- TEXTE SOURCE -
'''

Survie

Le rapport Mucyo et les médias français

(mis en ligne le 6 septembre 2008) - Victor Sègre

Sans être aussi caricaturale
que le déni des autorités
françaises, la réception
du rapport rwandais par la
presse hexagonale reste très
décevante.

Torpeur estivale aidant, les journaux
télévisés, mais aussi les hebdomadaires,
ont opté pour le black-out
presque complet. La plupart des radios et
des journaux ont seulement rendu compte,
avec plus ou moins de détails, des accusations
résumées par le ministère de la Justice
rwandais et des réactions officielles
françaises. On peut regretter que certains
d’entre eux n’aient pas procédé ultérieurement
à l’examen critique du rapport
de la commission d’enquête lui-même.

'''

- TÂCHES À RÉALISER -
1. D'après l'article sur le rapport Mucyo et les médias français, quels médias ont opté pour un black-out presque complet ?
2. Poursuivez l'article sur le rapport Mucyo et les médias français après sa dernière phrase.

- EXTRAIT DE DONNÉES -
'''

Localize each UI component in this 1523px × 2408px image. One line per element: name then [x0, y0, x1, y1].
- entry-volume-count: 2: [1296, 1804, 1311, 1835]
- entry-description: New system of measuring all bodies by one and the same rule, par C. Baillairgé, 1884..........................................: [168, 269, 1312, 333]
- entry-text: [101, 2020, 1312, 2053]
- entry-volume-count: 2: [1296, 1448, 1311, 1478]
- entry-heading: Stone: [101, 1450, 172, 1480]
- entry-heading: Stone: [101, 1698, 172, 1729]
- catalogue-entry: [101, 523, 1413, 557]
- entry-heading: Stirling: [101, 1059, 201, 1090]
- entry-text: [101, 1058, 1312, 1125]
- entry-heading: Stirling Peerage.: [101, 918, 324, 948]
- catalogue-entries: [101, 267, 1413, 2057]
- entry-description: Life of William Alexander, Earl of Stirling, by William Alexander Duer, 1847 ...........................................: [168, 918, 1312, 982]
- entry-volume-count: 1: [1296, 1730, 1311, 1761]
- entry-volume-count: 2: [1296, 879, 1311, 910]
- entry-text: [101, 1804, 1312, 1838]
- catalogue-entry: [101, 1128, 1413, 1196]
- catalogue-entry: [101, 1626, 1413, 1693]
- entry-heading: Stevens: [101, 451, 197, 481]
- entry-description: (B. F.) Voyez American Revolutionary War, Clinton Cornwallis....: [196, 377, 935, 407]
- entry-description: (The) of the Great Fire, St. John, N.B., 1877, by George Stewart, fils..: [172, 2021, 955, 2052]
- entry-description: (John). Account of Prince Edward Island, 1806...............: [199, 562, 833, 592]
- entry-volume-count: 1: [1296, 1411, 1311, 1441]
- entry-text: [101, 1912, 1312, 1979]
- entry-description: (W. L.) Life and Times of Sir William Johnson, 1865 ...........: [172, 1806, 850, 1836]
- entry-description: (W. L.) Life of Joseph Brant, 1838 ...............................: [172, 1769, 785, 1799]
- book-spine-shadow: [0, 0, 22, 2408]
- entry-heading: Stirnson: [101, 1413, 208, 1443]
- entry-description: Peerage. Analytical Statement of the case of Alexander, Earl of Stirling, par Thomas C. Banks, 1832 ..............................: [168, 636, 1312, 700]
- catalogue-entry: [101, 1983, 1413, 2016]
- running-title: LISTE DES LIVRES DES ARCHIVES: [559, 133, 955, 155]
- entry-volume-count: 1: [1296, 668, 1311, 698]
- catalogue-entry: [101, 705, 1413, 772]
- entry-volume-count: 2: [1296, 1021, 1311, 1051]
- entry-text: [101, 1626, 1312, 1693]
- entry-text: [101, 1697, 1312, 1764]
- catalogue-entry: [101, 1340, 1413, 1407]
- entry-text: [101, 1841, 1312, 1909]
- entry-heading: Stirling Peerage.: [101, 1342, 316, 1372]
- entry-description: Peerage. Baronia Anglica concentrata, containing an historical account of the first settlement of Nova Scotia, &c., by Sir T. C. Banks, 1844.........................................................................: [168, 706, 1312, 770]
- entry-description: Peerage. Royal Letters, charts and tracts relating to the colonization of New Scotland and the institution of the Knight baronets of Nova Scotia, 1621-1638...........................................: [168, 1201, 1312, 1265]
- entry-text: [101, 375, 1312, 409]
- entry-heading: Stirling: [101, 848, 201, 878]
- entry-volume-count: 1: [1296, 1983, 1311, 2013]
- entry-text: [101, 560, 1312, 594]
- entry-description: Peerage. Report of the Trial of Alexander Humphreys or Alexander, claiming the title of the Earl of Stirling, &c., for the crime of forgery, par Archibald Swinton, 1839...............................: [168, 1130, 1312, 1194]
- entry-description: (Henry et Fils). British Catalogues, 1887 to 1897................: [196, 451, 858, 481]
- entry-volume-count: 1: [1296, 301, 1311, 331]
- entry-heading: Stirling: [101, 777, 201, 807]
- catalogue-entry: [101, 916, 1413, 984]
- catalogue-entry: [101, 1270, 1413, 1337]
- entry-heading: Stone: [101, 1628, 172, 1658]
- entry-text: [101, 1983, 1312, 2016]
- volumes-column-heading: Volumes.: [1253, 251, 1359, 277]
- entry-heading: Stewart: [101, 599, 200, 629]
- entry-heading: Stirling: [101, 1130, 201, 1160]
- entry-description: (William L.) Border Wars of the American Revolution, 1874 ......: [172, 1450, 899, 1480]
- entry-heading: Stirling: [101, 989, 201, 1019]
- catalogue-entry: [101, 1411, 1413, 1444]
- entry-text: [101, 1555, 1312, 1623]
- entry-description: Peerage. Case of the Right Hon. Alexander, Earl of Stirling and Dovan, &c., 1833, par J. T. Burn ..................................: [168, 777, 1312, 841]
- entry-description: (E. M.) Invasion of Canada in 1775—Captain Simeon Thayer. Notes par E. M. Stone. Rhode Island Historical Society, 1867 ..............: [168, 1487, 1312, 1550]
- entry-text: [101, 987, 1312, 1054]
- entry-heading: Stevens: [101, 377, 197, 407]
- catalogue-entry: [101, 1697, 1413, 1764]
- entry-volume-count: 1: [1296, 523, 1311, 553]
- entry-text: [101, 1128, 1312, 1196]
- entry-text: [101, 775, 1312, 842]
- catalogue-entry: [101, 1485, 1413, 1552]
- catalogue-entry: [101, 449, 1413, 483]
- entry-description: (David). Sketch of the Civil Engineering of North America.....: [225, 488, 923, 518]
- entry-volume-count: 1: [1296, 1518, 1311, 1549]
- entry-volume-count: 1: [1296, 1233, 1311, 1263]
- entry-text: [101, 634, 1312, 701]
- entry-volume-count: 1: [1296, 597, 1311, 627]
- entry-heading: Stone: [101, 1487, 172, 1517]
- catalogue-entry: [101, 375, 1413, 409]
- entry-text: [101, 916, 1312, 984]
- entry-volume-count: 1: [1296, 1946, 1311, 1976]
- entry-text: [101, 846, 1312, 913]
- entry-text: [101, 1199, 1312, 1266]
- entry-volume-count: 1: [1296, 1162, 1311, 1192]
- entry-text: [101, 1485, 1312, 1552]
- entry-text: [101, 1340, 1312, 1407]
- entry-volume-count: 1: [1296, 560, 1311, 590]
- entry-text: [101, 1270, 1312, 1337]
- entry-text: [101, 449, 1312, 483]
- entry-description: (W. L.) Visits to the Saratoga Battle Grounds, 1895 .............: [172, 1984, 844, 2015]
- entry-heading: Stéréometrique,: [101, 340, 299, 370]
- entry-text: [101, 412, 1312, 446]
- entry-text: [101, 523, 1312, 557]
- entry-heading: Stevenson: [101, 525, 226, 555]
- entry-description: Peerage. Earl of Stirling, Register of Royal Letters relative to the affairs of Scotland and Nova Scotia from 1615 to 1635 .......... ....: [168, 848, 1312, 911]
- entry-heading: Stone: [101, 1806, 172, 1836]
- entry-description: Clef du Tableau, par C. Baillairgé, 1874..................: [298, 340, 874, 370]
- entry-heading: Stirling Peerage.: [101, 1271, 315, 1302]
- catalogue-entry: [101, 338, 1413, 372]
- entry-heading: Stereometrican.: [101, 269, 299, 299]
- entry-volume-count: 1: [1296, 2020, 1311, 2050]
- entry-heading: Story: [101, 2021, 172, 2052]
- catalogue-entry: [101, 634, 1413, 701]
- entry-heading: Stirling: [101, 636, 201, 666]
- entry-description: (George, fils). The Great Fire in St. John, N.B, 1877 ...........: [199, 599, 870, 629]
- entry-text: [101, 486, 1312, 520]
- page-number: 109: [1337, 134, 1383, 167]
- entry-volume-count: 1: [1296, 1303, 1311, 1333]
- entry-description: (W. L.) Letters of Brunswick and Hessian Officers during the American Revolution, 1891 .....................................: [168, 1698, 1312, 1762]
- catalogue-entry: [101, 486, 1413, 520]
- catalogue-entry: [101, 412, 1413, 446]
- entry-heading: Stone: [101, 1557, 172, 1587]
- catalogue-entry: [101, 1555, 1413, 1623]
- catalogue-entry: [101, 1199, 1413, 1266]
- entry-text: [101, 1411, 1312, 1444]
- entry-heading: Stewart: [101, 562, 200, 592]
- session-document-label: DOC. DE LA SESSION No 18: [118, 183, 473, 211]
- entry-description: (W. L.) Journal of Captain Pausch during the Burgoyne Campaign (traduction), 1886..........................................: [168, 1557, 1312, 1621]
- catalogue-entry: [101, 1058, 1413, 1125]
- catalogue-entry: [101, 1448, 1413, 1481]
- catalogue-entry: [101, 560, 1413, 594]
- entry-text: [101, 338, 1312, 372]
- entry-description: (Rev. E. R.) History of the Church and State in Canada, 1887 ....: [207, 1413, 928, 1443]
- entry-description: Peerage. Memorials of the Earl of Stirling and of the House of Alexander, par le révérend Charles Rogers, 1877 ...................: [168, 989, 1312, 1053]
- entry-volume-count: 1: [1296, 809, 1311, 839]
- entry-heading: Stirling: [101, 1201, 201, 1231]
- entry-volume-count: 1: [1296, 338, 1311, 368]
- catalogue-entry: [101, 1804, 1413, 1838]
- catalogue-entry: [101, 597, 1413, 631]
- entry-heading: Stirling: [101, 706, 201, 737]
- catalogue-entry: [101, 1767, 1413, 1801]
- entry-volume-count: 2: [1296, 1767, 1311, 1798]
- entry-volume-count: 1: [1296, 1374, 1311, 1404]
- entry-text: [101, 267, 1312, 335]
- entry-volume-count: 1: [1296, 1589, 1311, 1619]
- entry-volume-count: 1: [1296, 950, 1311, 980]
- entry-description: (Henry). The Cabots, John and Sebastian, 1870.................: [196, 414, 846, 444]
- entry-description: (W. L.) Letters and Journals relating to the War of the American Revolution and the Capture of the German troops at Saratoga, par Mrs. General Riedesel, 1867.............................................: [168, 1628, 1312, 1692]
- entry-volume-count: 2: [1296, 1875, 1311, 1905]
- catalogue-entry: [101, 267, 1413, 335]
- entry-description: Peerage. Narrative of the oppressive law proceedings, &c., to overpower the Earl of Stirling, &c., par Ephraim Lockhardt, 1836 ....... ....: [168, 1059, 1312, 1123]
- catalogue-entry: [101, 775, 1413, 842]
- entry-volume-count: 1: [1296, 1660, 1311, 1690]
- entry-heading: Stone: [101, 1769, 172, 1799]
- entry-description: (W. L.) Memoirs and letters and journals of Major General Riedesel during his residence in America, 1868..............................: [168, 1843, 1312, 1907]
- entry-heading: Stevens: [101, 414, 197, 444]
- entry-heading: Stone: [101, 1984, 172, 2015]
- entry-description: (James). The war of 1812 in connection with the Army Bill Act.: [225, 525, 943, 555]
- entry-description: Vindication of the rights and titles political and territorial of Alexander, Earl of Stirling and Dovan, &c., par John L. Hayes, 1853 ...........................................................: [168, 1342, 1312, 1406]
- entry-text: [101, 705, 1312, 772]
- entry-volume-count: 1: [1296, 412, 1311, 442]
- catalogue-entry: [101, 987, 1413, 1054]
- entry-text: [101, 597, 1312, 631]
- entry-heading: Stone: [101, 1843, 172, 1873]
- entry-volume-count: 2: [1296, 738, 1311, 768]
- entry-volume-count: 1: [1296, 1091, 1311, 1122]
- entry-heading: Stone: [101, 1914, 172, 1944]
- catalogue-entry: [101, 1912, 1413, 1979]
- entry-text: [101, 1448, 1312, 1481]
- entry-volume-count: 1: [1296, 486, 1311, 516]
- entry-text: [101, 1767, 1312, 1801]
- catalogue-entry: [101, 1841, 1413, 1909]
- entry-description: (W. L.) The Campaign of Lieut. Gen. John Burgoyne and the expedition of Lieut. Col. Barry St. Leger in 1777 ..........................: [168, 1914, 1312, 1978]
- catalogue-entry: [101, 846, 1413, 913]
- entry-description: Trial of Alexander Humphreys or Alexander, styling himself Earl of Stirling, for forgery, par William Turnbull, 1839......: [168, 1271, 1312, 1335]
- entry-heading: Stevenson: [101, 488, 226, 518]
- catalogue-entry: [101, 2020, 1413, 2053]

'''

- RÉPONSES PAR TÂCHE -
1. Les journaux télévisés et les hebdomadaires.

2.
Dans Libération, Thomas Hofnung, qui
ne l’avait manifestement pas lu non plus,
croit bon d’ajouter des lieux communs
erronés (« il n’y avait plus de soldats
français en 1994
 ») et un titre de nature
à susciter l’incrédulité du lecteur, faute
d’explication sérieuse : « De Mitterrand à
Villepin, tous coupables
 ». Certains journalistes
ont néanmoins mené un travail
d’analyse, mais souvent décevant. Passons
sur le cas de Marianne2.fr qui, fidèle à sa
ligne éditoriale, juge le rapport « vraiment
pas sérieux
 » (12 août) [1] et laisse à Pierre
Péan le soin de le commenter (8 août). Le
site du Nouvel Observateur se contente
pour sa part d’interviewer Jean Hatzfeld,
lequel avance, sans avoir lu le document,
que les accusations de meurtres portées
contre les militaires français « sont absurdes
 », et qu’en ce qui concerne les politiques,
« on peut être responsable mais pas
coupable
 ».

Certes le rapport Mucyo est loin d’être
parfait et ne saurait être à l’abri de critiques.
Mais, dans la plupart de ces articles,
il est uniquement appréhendé sous l’angle
des relations diplomatiques franco-rwandaises.
Seulement réduit à cette dimension,
il est analysé plus ou moins explicitement
comme le simple produit d’une
instrumentalisation politique. Pour Philippe
Bernard (Le Monde, 6 août), le travail
uniquement à charge de la commission
« chargée de rassembler les preuves montrant
l’implication de l’État français dans
le génocide
 » (selon son mandat officiel)
attesterait du « peu de place laissé aux
vérités complexes
 ». La présentation des
faits par les membres de la commission, « juristes et historiens choisis par le pouvoir »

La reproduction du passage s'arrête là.